Provided passage below:

19:19 November 19, 2009 by EtoileBrilliant
"... file sharing is no biggie at all, after all, most of the population is doing it, its socially acceptable."

Good old eZee. knew it wouldn't be long before you crawled out of some rock with your "pro file share mantra". Half of Sweden pick their nose, but that doesn't make it socially acceptable.

I'd be interested to hear in what price you would be willing to pay for an album (SEK 1, SEK 10), where's the tipping point in your mind where the Greedy Suits can make their money, or do you just want it for free?
00:11 November 20, 2009 by bocale1
@karex, you should read better both the article and my message as well.

The point here is not that the Jonkoping officials were shocked by the amount of time spent by workers surfing Internet for matters not job-related; all the shock was caused by knowing that, in that time lost, they visited mainly porn and gambling sites (classified as inappropriate!) instead of other more morally acceptable sites.

Is someone able to explain why I should be more happy in seeing people (paid by me with taxes) losing time at work by surfing facebook, twitter, news and announcements sites instead of porno and gambling?

End of Provided passage.

Using the information =
- 1) According to bocale1 in the comments, what caused the Jonkoping officials' shock?
- 2) Retype the part of the comments starting at "19:19 November 19, 2009" and ending at "it for free?".

Dataset below:

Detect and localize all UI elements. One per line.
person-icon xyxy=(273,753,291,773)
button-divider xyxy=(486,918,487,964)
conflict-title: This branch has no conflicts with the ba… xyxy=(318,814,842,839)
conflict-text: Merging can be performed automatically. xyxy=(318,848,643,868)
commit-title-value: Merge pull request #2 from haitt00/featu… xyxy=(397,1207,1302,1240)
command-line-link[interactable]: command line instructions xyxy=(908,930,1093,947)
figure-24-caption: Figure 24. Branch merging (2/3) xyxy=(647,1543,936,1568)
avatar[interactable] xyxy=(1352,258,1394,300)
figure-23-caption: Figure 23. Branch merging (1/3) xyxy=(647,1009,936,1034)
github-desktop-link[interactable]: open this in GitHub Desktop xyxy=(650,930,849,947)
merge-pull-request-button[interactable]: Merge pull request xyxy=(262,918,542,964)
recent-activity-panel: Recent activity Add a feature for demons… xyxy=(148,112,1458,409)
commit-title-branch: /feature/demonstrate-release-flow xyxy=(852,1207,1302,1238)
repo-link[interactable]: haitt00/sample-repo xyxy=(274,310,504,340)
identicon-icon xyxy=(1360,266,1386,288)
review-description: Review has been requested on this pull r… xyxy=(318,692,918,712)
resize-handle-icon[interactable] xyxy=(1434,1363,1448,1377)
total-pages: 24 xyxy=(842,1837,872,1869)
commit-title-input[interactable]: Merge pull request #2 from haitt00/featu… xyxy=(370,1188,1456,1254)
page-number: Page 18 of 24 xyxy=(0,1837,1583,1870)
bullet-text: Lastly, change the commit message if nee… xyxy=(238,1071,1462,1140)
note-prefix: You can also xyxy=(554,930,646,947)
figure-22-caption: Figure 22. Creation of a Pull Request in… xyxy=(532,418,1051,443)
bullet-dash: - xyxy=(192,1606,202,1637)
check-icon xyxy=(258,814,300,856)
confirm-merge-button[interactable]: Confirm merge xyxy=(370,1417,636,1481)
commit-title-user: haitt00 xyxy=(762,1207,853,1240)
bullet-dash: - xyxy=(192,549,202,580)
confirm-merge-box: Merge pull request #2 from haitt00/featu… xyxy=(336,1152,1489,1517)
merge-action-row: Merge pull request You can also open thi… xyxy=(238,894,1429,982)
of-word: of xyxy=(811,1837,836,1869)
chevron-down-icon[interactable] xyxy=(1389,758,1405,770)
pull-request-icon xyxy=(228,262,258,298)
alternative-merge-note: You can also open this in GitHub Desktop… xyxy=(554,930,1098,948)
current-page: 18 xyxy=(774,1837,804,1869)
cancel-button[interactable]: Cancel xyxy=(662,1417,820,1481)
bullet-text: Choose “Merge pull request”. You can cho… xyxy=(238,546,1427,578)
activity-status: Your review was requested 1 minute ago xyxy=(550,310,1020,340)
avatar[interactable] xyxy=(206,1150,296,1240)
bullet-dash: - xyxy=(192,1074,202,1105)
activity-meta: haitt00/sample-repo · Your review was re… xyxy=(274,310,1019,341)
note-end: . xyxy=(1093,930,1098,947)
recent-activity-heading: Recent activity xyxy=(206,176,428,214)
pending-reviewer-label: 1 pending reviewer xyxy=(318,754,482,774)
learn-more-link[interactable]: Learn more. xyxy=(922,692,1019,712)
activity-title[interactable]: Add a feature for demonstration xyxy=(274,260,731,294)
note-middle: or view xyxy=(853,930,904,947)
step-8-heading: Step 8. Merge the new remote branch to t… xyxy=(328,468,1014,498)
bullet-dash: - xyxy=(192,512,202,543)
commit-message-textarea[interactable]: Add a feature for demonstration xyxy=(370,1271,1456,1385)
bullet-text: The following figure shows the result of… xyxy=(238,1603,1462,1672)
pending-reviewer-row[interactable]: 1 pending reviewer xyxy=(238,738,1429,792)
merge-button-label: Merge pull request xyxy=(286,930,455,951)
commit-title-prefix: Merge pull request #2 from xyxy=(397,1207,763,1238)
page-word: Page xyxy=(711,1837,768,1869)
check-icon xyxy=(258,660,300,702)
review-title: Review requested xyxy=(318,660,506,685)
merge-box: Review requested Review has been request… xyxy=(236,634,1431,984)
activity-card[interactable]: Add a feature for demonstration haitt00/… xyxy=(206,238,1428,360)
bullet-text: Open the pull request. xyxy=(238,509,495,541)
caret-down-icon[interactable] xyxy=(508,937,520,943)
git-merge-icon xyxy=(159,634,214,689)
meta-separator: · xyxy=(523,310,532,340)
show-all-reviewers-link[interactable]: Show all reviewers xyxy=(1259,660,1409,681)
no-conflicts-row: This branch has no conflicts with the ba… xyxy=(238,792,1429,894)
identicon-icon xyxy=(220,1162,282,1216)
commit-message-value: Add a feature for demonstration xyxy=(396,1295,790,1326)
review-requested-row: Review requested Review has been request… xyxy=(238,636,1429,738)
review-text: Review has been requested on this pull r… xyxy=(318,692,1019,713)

End of Dataset.

Task results =
- 1) The officials were not shocked by how much time workers spent surfing the Internet for matters unrelated to their jobs. They were shocked to learn that, in that lost time, the workers visited mainly porn and gambling sites, classified as inappropriate, instead of other more morally acceptable sites.

- 2)
19:19 November 19, 2009 by EtoileBrilliant
"... file sharing is no biggie at all, after all, most of the population is doing it, its socially acceptable."

Good old eZee. knew it wouldn't be long before you crawled out of some rock with your "pro file share mantra". Half of Sweden pick their nose, but that doesn't make it socially acceptable.

I'd be interested to hear in what price you would be willing to pay for an album (SEK 1, SEK 10), where's the tipping point in your mind where the Greedy Suits can make their money, or do you just want it for free?